Start of Data listing

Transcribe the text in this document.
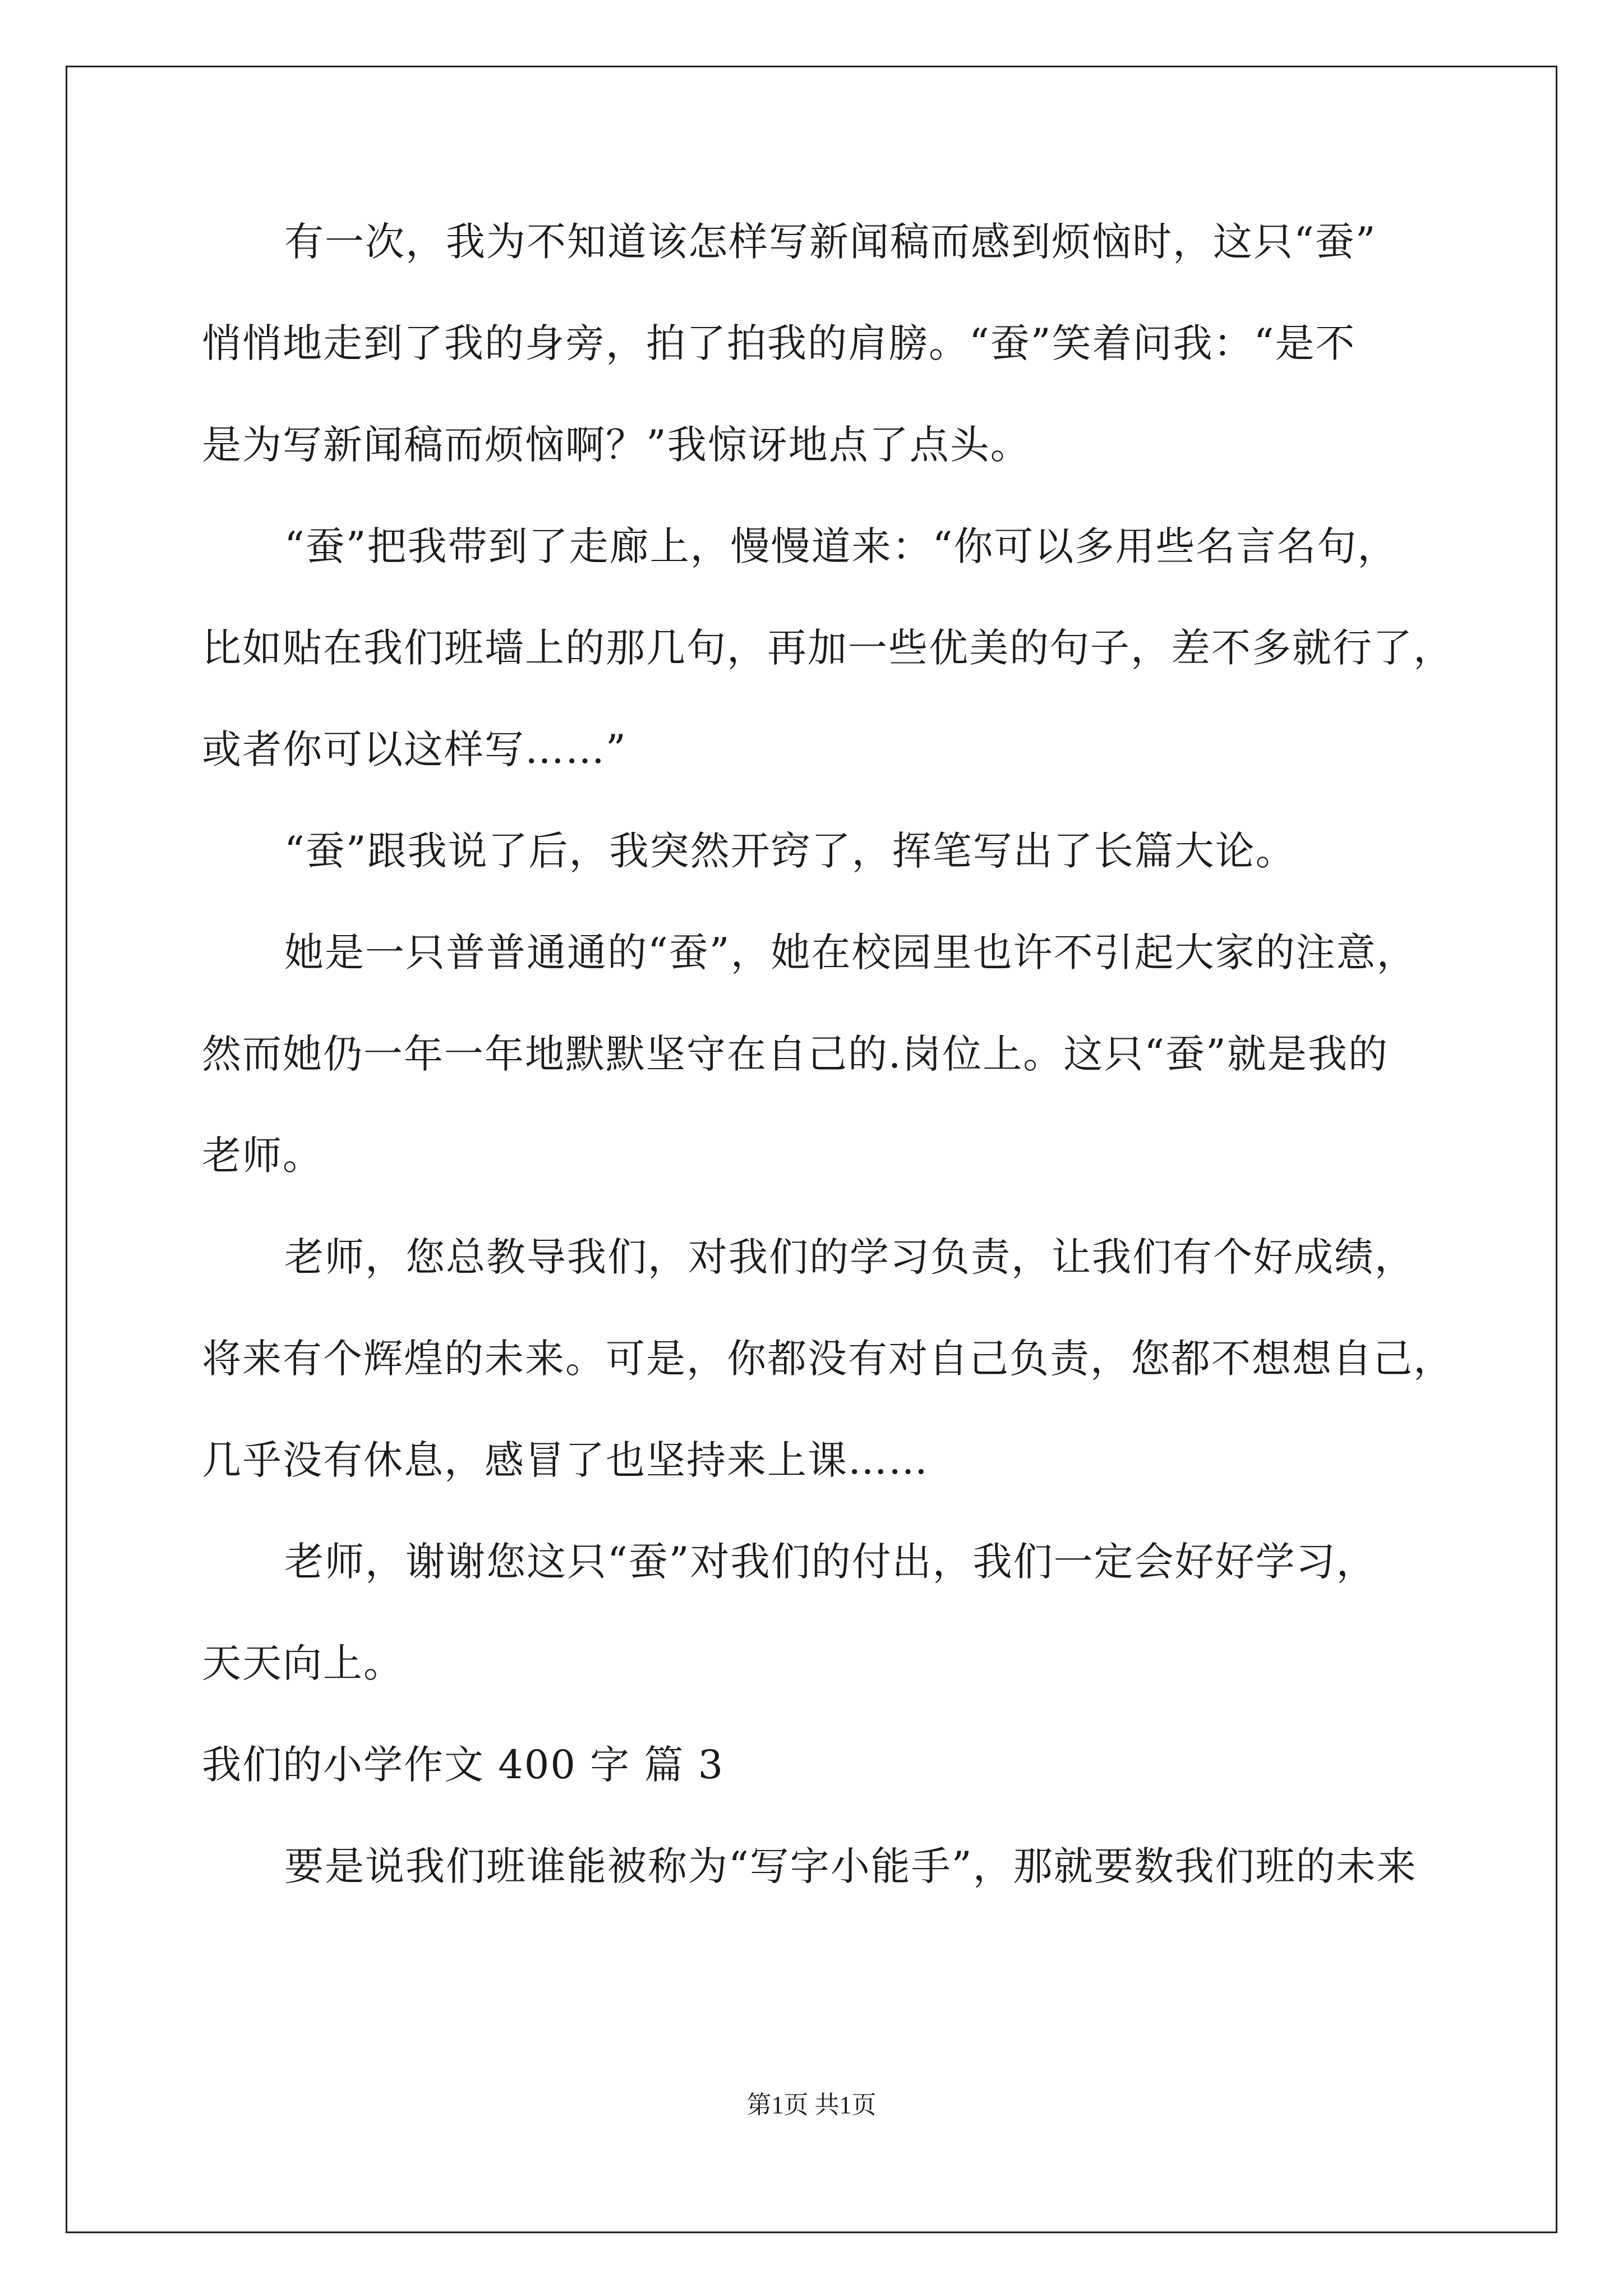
有一次，我为不知道该怎样写新闻稿而感到烦恼时，这只“蚕”

悄悄地走到了我的身旁，拍了拍我的肩膀。“蚕”笑着问我：“是不

是为写新闻稿而烦恼啊？”我惊讶地点了点头。

“蚕”把我带到了走廊上，慢慢道来：“你可以多用些名言名句，

比如贴在我们班墙上的那几句，再加一些优美的句子，差不多就行了，

或者你可以这样写……”

“蚕”跟我说了后，我突然开窍了，挥笔写出了长篇大论。

她是一只普普通通的“蚕”，她在校园里也许不引起大家的注意，

然而她仍一年一年地默默坚守在自己的.岗位上。这只“蚕”就是我的

老师。

老师，您总教导我们，对我们的学习负责，让我们有个好成绩，

将来有个辉煌的未来。可是，你都没有对自己负责，您都不想想自己，

几乎没有休息，感冒了也坚持来上课……

老师，谢谢您这只“蚕”对我们的付出，我们一定会好好学习，

天天向上。

我们的小学作文 400 字 篇 3

要是说我们班谁能被称为“写字小能手”，那就要数我们班的未来

第1页 共1页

End of Data listing

*Instructions for the task:*
Leave out the pictures and give the listing above again exactly.

*Result:*
Transcribe the text in this document.
有一次，我为不知道该怎样写新闻稿而感到烦恼时，这只“蚕”

悄悄地走到了我的身旁，拍了拍我的肩膀。“蚕”笑着问我：“是不

是为写新闻稿而烦恼啊？”我惊讶地点了点头。

“蚕”把我带到了走廊上，慢慢道来：“你可以多用些名言名句，

比如贴在我们班墙上的那几句，再加一些优美的句子，差不多就行了，

或者你可以这样写……”

“蚕”跟我说了后，我突然开窍了，挥笔写出了长篇大论。

她是一只普普通通的“蚕”，她在校园里也许不引起大家的注意，

然而她仍一年一年地默默坚守在自己的.岗位上。这只“蚕”就是我的

老师。

老师，您总教导我们，对我们的学习负责，让我们有个好成绩，

将来有个辉煌的未来。可是，你都没有对自己负责，您都不想想自己，

几乎没有休息，感冒了也坚持来上课……

老师，谢谢您这只“蚕”对我们的付出，我们一定会好好学习，

天天向上。

我们的小学作文 400 字 篇 3

要是说我们班谁能被称为“写字小能手”，那就要数我们班的未来

第1页 共1页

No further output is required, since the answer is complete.